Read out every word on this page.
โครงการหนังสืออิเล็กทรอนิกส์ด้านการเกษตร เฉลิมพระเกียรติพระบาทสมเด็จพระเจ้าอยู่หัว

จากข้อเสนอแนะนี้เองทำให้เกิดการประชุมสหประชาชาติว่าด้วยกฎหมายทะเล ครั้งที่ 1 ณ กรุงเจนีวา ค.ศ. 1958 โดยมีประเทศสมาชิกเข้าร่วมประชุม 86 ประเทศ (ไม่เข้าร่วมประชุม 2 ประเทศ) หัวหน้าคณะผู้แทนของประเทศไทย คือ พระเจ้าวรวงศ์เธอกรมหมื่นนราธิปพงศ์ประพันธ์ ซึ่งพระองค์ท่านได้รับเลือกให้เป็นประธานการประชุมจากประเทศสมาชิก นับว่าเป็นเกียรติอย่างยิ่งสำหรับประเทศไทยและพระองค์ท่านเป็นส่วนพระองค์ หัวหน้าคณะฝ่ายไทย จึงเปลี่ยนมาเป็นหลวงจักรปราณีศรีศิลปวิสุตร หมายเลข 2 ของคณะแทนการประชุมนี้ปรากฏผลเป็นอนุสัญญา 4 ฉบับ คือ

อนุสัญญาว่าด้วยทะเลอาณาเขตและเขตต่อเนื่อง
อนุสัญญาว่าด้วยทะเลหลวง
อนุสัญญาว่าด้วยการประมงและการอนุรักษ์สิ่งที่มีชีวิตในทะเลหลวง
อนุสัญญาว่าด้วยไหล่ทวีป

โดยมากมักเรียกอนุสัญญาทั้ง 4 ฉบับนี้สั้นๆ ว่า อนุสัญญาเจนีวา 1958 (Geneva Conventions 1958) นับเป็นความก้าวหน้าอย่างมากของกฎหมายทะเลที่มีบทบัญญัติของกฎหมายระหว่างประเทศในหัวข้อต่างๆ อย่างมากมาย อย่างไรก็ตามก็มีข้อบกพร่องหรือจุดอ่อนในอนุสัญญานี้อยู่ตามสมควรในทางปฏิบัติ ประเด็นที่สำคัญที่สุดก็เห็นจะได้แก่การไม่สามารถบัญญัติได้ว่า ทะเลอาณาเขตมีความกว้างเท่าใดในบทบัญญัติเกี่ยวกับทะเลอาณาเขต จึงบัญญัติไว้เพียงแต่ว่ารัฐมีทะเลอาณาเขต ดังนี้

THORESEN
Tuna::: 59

+ + + +

● **What is being asked**
Write out every line of the material again, exactly as it reads.

● **Exercise answer**
Read out every word on this page.
โครงการหนังสืออิเล็กทรอนิกส์ด้านการเกษตร เฉลิมพระเกียรติพระบาทสมเด็จพระเจ้าอยู่หัว

จากข้อเสนอแนะนี้เองทำให้เกิดการประชุมสหประชาชาติว่าด้วยกฎหมายทะเล ครั้งที่ 1 ณ กรุงเจนีวา ค.ศ. 1958 โดยมีประเทศสมาชิกเข้าร่วมประชุม 86 ประเทศ (ไม่เข้าร่วมประชุม 2 ประเทศ) หัวหน้าคณะผู้แทนของประเทศไทย คือ พระเจ้าวรวงศ์เธอกรมหมื่นนราธิปพงศ์ประพันธ์ ซึ่งพระองค์ท่านได้รับเลือกให้เป็นประธานการประชุมจากประเทศสมาชิก นับว่าเป็นเกียรติอย่างยิ่งสำหรับประเทศไทยและพระองค์ท่านเป็นส่วนพระองค์ หัวหน้าคณะฝ่ายไทย จึงเปลี่ยนมาเป็นหลวงจักรปราณีศรีศิลปวิสุตร หมายเลข 2 ของคณะแทนการประชุมนี้ปรากฏผลเป็นอนุสัญญา 4 ฉบับ คือ

อนุสัญญาว่าด้วยทะเลอาณาเขตและเขตต่อเนื่อง
อนุสัญญาว่าด้วยทะเลหลวง
อนุสัญญาว่าด้วยการประมงและการอนุรักษ์สิ่งที่มีชีวิตในทะเลหลวง
อนุสัญญาว่าด้วยไหล่ทวีป

โดยมากมักเรียกอนุสัญญาทั้ง 4 ฉบับนี้สั้นๆ ว่า อนุสัญญาเจนีวา 1958 (Geneva Conventions 1958) นับเป็นความก้าวหน้าอย่างมากของกฎหมายทะเลที่มีบทบัญญัติของกฎหมายระหว่างประเทศในหัวข้อต่างๆ อย่างมากมาย อย่างไรก็ตามก็มีข้อบกพร่องหรือจุดอ่อนในอนุสัญญานี้อยู่ตามสมควรในทางปฏิบัติ ประเด็นที่สำคัญที่สุดก็เห็นจะได้แก่การไม่สามารถบัญญัติได้ว่า ทะเลอาณาเขตมีความกว้างเท่าใดในบทบัญญัติเกี่ยวกับทะเลอาณาเขต จึงบัญญัติไว้เพียงแต่ว่ารัฐมีทะเลอาณาเขต ดังนี้

THORESEN
Tuna::: 59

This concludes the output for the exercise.